(Dataset items)
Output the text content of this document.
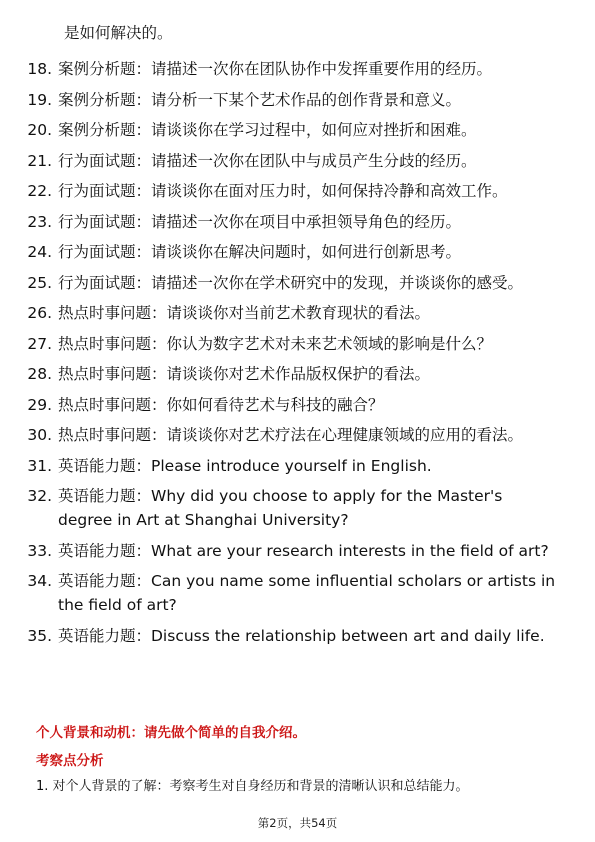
是如何解决的。
18. 案例分析题：请描述一次你在团队协作中发挥重要作用的经历。
19. 案例分析题：请分析一下某个艺术作品的创作背景和意义。
20. 案例分析题：请谈谈你在学习过程中，如何应对挫折和困难。
21. 行为面试题：请描述一次你在团队中与成员产生分歧的经历。
22. 行为面试题：请谈谈你在面对压力时，如何保持冷静和高效工作。
23. 行为面试题：请描述一次你在项目中承担领导角色的经历。
24. 行为面试题：请谈谈你在解决问题时，如何进行创新思考。
25. 行为面试题：请描述一次你在学术研究中的发现，并谈谈你的感受。
26. 热点时事问题：请谈谈你对当前艺术教育现状的看法。
27. 热点时事问题：你认为数字艺术对未来艺术领域的影响是什么？
28. 热点时事问题：请谈谈你对艺术作品版权保护的看法。
29. 热点时事问题：你如何看待艺术与科技的融合？
30. 热点时事问题：请谈谈你对艺术疗法在心理健康领域的应用的看法。
31. 英语能力题：Please introduce yourself in English.
32. 英语能力题：Why did you choose to apply for the Master's degree in Art at Shanghai University?
33. 英语能力题：What are your research interests in the field of art?
34. 英语能力题：Can you name some influential scholars or artists in the field of art?
35. 英语能力题：Discuss the relationship between art and daily life.
个人背景和动机：请先做个简单的自我介绍。
考察点分析
1. 对个人背景的了解：考察考生对自身经历和背景的清晰认识和总结能力。
第2页，共54页
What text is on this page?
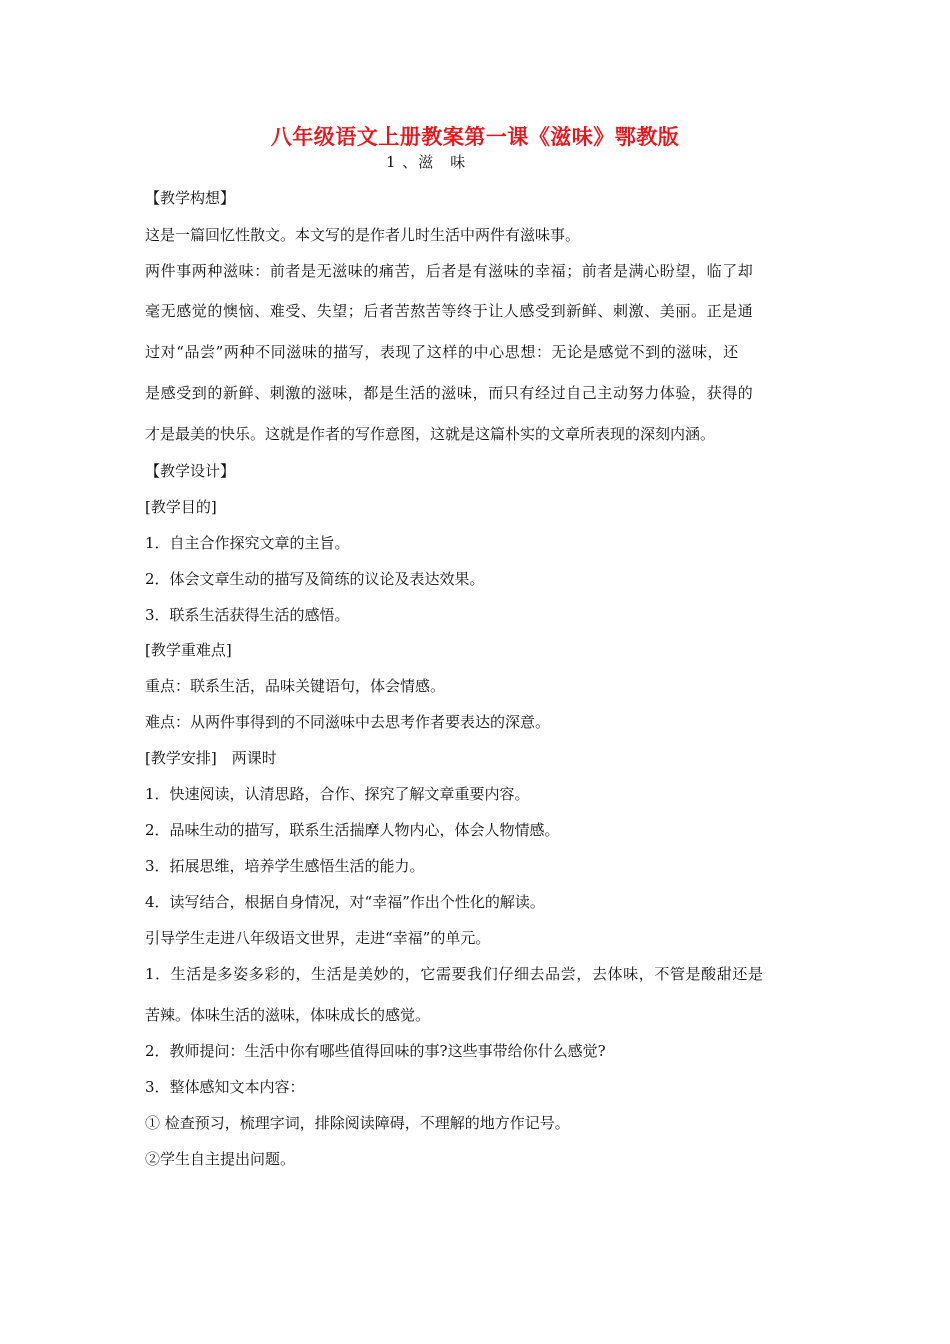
八年级语文上册教案第一课《滋味》鄂教版
1 、滋　味
【教学构想】
这是一篇回忆性散文。本文写的是作者儿时生活中两件有滋味事。
两件事两种滋味：前者是无滋味的痛苦，后者是有滋味的幸福；前者是满心盼望，临了却
毫无感觉的懊恼、难受、失望；后者苦熬苦等终于让人感受到新鲜、刺激、美丽。正是通
过对“品尝”两种不同滋味的描写，表现了这样的中心思想：无论是感觉不到的滋味，还
是感受到的新鲜、刺激的滋味，都是生活的滋味，而只有经过自己主动努力体验，获得的
才是最美的快乐。这就是作者的写作意图，这就是这篇朴实的文章所表现的深刻内涵。
【教学设计】
[教学目的]
1．自主合作探究文章的主旨。
2．体会文章生动的描写及简练的议论及表达效果。
3．联系生活获得生活的感悟。
[教学重难点]
重点：联系生活，品味关键语句，体会情感。
难点：从两件事得到的不同滋味中去思考作者要表达的深意。
[教学安排]　两课时
1．快速阅读，认清思路，合作、探究了解文章重要内容。
2．品味生动的描写，联系生活揣摩人物内心，体会人物情感。
3．拓展思维，培养学生感悟生活的能力。
4．读写结合，根据自身情况，对“幸福”作出个性化的解读。
引导学生走进八年级语文世界，走进“幸福”的单元。
1．生活是多姿多彩的，生活是美妙的，它需要我们仔细去品尝，去体味，不管是酸甜还是
苦辣。体味生活的滋味，体味成长的感觉。
2．教师提问：生活中你有哪些值得回味的事?这些事带给你什么感觉?
3．整体感知文本内容：
① 检查预习，梳理字词，排除阅读障碍，不理解的地方作记号。
②学生自主提出问题。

▸ **Set problem**
From the material above, copy each line that includes the word "案例分析题".

▸ **Finished task**
18. 案例分析题：请描述一次你在团队协作中发挥重要作用的经历。
19. 案例分析题：请分析一下某个艺术作品的创作背景和意义。
20. 案例分析题：请谈谈你在学习过程中，如何应对挫折和困难。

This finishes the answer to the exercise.